Written exercise:
From the entries below, please gather each line containing the string "reporting".

Stored dataset items
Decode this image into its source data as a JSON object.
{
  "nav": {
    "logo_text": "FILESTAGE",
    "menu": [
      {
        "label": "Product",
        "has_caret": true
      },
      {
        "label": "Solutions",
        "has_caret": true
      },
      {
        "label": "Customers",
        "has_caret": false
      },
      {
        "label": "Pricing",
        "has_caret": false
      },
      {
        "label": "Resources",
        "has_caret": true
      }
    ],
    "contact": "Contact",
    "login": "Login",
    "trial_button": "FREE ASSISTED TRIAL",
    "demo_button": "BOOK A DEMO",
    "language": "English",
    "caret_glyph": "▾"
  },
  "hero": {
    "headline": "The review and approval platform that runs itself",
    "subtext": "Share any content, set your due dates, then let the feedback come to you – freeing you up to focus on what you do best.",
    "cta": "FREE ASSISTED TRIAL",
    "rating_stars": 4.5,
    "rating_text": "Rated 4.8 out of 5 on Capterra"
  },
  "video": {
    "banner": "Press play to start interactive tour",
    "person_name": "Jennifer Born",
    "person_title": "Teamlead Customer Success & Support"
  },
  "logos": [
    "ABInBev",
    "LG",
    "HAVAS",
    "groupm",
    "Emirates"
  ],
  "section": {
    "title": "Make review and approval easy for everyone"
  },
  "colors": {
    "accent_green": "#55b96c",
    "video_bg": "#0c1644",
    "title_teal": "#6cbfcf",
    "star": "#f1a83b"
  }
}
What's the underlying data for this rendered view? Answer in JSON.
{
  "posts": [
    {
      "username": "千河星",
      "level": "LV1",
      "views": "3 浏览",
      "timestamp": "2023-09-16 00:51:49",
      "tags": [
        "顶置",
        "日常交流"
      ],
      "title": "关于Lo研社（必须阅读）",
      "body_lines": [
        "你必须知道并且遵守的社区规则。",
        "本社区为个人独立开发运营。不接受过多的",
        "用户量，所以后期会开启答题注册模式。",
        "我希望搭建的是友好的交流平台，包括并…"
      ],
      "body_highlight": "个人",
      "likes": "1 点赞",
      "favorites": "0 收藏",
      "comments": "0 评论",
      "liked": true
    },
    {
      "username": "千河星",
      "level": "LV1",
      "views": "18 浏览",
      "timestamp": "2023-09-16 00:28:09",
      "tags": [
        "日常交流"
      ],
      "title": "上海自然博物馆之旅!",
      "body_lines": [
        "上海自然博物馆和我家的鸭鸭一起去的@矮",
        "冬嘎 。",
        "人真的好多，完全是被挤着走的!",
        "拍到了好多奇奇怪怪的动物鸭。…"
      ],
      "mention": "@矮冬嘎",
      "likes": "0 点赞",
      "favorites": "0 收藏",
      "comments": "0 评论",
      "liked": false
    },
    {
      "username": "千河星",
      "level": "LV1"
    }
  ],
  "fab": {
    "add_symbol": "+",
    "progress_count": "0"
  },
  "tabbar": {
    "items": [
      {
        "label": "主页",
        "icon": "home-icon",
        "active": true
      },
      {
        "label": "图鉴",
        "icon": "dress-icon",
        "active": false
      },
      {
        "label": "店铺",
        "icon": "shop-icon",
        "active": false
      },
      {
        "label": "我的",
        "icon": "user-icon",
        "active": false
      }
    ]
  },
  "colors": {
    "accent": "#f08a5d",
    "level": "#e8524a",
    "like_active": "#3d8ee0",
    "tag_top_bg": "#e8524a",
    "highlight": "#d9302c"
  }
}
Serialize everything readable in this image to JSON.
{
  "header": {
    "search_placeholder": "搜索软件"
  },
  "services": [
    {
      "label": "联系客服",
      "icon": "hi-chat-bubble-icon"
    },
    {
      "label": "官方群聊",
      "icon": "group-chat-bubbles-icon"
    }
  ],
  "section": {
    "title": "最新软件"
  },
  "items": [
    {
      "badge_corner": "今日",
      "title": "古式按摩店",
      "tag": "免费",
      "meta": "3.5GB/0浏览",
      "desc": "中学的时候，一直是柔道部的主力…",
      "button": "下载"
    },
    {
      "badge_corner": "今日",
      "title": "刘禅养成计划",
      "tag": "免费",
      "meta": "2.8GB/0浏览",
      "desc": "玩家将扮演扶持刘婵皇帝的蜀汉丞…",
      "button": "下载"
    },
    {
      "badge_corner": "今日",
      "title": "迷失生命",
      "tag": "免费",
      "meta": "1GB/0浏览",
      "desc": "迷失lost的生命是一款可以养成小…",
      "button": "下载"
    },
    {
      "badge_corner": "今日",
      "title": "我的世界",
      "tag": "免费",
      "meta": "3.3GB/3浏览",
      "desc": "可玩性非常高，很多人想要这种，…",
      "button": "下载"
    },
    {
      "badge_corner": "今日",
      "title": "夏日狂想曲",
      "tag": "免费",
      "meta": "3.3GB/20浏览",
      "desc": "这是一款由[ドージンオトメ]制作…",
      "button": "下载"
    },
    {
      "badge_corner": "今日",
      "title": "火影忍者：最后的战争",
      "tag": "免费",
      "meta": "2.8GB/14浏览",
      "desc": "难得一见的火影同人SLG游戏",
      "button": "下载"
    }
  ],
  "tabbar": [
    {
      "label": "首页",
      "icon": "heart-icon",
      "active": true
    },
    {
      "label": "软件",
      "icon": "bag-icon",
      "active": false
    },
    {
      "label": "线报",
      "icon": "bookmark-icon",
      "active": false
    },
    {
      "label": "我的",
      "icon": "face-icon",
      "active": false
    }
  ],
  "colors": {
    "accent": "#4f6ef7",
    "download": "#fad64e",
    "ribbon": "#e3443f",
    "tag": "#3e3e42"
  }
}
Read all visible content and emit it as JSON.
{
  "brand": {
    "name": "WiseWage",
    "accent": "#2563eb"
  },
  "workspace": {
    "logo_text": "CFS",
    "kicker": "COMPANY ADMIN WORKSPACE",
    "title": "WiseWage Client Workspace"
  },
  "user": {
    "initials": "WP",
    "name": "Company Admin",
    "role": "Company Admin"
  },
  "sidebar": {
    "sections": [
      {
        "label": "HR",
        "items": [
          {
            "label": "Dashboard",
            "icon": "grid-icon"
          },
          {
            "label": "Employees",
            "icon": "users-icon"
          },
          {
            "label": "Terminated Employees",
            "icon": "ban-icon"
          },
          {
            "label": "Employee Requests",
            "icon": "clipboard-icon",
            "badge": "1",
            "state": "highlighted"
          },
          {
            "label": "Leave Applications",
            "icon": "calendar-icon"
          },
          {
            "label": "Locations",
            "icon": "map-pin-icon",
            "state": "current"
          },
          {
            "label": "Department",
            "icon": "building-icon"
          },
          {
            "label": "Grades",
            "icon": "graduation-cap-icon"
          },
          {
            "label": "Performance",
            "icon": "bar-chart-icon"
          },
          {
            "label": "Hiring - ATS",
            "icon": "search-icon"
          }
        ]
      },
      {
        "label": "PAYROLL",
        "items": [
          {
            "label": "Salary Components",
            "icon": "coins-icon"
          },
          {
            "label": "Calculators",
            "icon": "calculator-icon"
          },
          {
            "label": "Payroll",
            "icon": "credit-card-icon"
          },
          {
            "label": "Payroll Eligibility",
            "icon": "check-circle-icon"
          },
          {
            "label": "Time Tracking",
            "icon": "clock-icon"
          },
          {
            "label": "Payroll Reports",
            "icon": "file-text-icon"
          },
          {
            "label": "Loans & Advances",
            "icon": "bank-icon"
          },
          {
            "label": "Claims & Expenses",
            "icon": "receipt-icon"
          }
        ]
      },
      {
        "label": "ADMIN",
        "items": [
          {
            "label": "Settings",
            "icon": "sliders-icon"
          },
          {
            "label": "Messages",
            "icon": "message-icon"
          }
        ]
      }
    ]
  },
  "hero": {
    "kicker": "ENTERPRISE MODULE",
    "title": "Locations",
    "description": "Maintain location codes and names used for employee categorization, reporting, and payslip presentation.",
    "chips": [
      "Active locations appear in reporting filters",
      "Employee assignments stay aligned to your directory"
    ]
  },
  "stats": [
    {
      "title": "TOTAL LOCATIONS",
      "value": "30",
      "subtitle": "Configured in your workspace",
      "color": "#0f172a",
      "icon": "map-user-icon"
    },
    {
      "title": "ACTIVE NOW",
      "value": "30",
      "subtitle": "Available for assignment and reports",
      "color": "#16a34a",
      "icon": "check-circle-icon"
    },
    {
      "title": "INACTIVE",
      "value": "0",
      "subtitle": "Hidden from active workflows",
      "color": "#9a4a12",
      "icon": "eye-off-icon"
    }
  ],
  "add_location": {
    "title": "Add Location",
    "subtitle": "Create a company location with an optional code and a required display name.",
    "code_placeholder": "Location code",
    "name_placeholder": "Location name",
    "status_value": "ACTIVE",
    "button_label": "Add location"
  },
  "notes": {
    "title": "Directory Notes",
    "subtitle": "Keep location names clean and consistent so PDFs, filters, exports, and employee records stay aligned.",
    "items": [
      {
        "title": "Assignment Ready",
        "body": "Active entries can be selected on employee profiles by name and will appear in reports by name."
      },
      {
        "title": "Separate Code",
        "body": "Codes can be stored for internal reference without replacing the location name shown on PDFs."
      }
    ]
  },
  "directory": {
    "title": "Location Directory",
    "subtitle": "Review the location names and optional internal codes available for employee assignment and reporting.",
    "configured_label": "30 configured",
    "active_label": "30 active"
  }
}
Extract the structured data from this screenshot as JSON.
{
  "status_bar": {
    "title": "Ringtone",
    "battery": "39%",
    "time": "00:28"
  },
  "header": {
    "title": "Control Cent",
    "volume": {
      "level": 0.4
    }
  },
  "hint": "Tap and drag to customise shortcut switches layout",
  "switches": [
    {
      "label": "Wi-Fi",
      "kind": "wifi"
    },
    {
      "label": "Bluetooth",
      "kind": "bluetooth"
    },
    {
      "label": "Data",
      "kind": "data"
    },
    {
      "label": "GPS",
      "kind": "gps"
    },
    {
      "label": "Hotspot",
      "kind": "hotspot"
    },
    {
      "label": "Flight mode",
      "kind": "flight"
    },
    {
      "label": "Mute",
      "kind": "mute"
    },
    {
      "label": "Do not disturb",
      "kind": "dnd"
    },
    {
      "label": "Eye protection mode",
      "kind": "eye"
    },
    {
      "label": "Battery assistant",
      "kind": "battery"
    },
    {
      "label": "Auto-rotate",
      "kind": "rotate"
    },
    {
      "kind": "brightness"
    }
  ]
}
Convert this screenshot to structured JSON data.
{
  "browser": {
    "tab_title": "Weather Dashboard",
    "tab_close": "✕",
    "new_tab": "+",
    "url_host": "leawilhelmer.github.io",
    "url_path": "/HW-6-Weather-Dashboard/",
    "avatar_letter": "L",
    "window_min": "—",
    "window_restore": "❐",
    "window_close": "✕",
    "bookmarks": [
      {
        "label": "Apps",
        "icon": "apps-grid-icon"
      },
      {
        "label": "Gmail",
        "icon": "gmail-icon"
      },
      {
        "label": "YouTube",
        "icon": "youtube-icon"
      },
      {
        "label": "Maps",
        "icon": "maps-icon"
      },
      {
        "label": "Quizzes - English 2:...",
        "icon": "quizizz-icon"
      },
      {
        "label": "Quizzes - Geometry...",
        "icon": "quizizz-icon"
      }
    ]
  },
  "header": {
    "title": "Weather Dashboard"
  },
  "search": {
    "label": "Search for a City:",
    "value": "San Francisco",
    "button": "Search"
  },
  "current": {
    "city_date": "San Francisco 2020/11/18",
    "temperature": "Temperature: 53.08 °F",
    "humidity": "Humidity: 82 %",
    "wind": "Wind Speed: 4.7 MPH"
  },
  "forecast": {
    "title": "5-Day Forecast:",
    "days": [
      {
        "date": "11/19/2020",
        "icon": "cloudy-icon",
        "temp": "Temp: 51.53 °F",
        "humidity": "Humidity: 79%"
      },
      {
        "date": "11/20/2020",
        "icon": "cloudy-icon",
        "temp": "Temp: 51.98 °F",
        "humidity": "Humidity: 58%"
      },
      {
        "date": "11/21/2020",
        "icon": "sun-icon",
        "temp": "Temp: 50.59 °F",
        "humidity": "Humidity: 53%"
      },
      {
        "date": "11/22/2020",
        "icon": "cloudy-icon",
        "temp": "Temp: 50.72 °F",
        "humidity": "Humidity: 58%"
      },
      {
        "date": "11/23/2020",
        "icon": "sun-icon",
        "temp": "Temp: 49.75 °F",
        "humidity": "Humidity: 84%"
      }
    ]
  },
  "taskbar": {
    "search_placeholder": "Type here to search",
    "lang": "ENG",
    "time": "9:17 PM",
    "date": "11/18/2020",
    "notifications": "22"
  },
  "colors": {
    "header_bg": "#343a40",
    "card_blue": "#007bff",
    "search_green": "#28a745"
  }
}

Solved exercise:
    "description": "Maintain location codes and names used for employee categorization, reporting, and payslip presentation.",
      "Active locations appear in reporting filters",
    "subtitle": "Review the location names and optional internal codes available for employee assignment and reporting.",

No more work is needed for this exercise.